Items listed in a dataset
------------------------------------

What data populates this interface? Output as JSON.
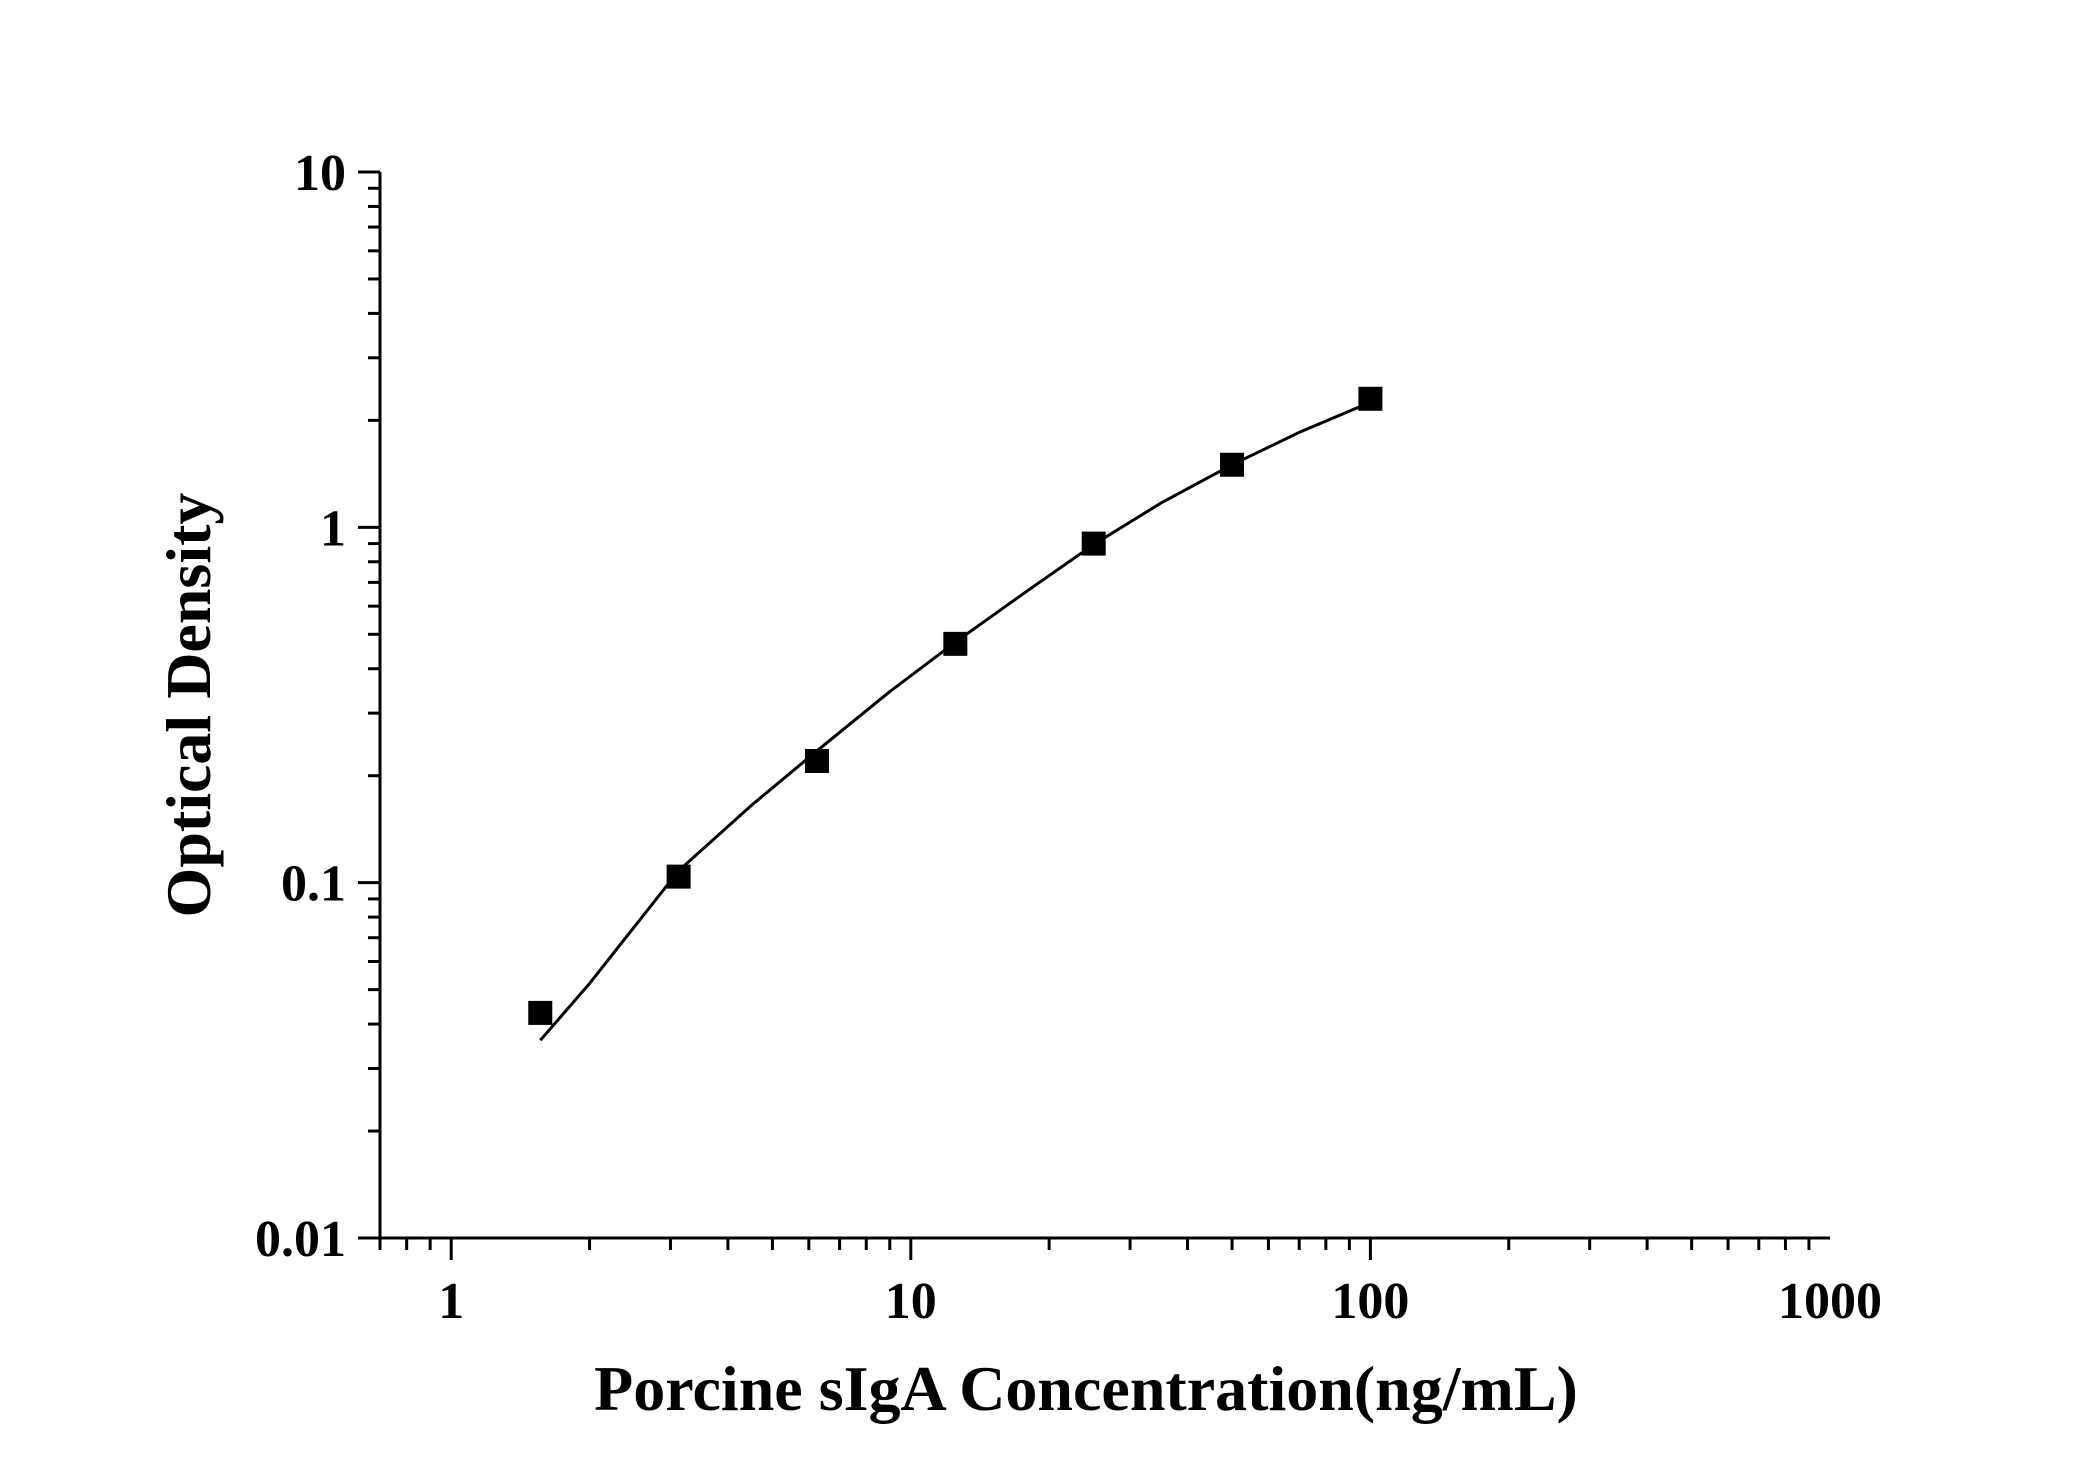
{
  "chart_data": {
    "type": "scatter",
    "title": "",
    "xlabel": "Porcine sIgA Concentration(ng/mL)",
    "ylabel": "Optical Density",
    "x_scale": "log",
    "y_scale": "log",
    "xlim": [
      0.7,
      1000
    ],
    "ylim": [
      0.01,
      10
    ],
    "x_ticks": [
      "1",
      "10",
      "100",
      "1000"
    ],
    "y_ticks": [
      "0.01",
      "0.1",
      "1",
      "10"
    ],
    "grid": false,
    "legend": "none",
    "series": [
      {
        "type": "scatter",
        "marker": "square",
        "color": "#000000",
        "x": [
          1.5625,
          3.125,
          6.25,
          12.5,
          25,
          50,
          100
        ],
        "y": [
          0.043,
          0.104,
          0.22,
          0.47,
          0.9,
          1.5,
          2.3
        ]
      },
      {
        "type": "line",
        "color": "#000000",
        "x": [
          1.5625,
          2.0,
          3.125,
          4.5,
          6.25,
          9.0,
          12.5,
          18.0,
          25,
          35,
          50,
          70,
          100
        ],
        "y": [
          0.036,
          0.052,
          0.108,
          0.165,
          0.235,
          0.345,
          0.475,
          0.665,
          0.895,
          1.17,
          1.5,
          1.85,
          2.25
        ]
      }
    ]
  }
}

------------------------------------

Pick out the lines above that hold the string "type" and show them.

◆ FINAL ANSWER
    "type": "scatter",
        "type": "scatter",
        "type": "line",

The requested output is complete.